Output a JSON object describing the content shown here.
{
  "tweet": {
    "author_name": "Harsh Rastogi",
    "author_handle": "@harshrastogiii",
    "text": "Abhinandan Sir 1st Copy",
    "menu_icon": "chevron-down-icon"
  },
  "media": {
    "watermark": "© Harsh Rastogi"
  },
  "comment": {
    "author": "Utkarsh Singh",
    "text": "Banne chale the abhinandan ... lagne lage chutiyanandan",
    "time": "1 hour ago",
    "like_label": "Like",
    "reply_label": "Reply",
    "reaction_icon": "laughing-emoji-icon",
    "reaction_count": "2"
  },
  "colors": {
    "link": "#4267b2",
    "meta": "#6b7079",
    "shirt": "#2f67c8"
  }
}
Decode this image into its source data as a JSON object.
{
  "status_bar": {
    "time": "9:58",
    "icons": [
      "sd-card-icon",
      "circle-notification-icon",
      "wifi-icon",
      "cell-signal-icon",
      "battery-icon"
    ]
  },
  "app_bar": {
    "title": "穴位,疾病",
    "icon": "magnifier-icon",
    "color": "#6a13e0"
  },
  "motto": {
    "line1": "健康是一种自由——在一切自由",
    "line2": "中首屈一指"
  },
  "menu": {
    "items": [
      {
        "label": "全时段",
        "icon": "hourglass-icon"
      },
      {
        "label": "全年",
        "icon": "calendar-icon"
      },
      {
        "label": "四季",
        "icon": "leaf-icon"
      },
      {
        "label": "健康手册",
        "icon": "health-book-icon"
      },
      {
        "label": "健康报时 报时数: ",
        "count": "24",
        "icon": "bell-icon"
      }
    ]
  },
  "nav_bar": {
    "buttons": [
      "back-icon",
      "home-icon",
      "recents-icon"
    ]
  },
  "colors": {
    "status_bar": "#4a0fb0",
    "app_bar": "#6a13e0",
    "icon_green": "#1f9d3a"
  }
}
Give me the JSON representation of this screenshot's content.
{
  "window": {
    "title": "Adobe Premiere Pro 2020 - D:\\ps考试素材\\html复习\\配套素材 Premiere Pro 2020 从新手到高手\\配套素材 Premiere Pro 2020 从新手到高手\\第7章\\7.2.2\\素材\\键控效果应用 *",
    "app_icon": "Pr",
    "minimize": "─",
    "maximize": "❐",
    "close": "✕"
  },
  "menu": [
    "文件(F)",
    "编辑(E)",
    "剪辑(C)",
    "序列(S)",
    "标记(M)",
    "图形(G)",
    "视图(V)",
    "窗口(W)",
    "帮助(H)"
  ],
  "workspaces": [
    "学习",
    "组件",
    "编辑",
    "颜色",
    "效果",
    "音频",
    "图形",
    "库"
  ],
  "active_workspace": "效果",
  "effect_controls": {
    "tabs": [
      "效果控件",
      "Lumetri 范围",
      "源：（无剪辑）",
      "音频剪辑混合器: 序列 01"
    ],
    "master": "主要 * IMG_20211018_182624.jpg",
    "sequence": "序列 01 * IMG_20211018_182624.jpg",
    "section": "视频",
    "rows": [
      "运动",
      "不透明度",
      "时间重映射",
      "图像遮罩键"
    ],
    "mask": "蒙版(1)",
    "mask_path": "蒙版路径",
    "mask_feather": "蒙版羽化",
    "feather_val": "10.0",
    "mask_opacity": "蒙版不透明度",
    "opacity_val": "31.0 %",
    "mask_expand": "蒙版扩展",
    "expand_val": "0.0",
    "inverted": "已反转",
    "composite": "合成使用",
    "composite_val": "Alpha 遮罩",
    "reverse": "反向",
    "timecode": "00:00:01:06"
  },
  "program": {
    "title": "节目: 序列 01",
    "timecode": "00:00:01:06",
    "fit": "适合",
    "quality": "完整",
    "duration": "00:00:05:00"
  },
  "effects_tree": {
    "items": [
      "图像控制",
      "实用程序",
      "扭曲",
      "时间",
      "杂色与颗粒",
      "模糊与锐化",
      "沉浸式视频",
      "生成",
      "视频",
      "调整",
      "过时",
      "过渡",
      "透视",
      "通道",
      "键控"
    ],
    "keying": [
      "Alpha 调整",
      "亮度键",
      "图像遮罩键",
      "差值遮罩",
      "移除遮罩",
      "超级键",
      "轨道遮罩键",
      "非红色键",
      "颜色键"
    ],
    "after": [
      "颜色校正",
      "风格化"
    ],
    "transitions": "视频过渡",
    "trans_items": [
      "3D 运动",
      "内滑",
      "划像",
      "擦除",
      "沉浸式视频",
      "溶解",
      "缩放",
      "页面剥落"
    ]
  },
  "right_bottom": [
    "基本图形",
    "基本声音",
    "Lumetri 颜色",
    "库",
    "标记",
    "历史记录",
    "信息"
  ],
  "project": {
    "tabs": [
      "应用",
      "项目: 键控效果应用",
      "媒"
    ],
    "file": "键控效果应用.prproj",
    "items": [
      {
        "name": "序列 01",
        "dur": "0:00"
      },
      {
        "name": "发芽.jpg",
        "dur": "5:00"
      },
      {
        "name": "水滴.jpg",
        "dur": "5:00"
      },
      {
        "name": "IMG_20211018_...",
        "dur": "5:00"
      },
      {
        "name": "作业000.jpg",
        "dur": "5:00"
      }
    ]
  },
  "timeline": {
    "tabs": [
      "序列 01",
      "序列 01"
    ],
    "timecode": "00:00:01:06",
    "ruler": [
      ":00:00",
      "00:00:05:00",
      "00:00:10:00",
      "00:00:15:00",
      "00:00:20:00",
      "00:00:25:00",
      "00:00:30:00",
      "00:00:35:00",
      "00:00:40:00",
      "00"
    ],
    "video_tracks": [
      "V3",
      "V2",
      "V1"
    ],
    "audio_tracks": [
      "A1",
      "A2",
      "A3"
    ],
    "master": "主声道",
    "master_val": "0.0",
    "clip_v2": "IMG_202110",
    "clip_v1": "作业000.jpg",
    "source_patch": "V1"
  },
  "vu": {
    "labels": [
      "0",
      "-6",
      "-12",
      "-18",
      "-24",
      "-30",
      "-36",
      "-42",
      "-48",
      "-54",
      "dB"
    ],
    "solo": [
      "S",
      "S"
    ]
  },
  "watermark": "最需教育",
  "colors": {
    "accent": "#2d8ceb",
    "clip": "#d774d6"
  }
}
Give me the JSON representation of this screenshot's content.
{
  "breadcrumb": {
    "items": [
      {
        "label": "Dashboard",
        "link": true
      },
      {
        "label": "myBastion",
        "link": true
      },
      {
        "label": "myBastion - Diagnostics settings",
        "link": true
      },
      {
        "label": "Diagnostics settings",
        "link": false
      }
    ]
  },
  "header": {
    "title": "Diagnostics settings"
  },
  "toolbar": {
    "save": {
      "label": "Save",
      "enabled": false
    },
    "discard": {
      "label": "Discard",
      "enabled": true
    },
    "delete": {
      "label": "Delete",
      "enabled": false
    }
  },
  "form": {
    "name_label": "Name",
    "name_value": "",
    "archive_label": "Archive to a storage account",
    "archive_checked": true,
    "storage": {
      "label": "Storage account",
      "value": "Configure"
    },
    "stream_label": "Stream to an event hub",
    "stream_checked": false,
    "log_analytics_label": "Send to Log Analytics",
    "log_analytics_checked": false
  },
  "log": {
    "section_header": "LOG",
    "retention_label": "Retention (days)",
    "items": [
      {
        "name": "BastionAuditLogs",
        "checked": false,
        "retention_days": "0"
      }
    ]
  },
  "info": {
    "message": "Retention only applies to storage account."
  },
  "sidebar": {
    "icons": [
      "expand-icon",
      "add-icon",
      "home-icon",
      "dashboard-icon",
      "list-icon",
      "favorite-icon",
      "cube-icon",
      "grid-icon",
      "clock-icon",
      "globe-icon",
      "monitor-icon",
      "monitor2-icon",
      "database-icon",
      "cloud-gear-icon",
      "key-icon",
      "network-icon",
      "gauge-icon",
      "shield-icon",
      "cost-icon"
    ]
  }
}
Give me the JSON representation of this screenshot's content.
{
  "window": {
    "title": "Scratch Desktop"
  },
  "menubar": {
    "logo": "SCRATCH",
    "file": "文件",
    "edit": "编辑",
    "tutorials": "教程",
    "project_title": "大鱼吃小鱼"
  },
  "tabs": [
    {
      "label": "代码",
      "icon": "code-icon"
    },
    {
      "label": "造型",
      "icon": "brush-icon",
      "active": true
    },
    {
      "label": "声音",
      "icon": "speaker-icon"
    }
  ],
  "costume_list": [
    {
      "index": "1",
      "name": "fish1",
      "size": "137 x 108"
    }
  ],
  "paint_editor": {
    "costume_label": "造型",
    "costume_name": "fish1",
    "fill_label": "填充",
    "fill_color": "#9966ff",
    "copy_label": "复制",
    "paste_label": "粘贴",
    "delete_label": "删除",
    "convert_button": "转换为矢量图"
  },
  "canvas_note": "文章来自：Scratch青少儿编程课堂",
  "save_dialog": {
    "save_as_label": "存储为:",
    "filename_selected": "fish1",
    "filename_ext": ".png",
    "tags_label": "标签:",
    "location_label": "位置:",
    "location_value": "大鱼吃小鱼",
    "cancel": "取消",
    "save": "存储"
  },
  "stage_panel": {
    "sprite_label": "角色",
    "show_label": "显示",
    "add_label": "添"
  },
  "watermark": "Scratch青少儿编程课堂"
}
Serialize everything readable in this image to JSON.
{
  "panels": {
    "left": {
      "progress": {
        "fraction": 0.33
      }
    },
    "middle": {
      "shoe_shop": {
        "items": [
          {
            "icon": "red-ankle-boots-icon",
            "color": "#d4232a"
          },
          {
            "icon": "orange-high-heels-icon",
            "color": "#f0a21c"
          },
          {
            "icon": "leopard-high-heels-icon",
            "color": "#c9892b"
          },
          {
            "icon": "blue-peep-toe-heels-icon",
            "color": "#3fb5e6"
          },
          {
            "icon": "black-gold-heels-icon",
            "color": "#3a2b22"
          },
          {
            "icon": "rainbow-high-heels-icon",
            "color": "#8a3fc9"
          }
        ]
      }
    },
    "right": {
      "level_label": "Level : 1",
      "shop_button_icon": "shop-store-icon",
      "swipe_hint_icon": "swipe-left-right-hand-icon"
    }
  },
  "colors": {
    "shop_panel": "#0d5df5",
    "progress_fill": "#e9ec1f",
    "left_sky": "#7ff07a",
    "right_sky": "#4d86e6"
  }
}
::::
## Stated goal
Report how many lines of the listing hold the string "object", giving only the number.

## Exercise output
2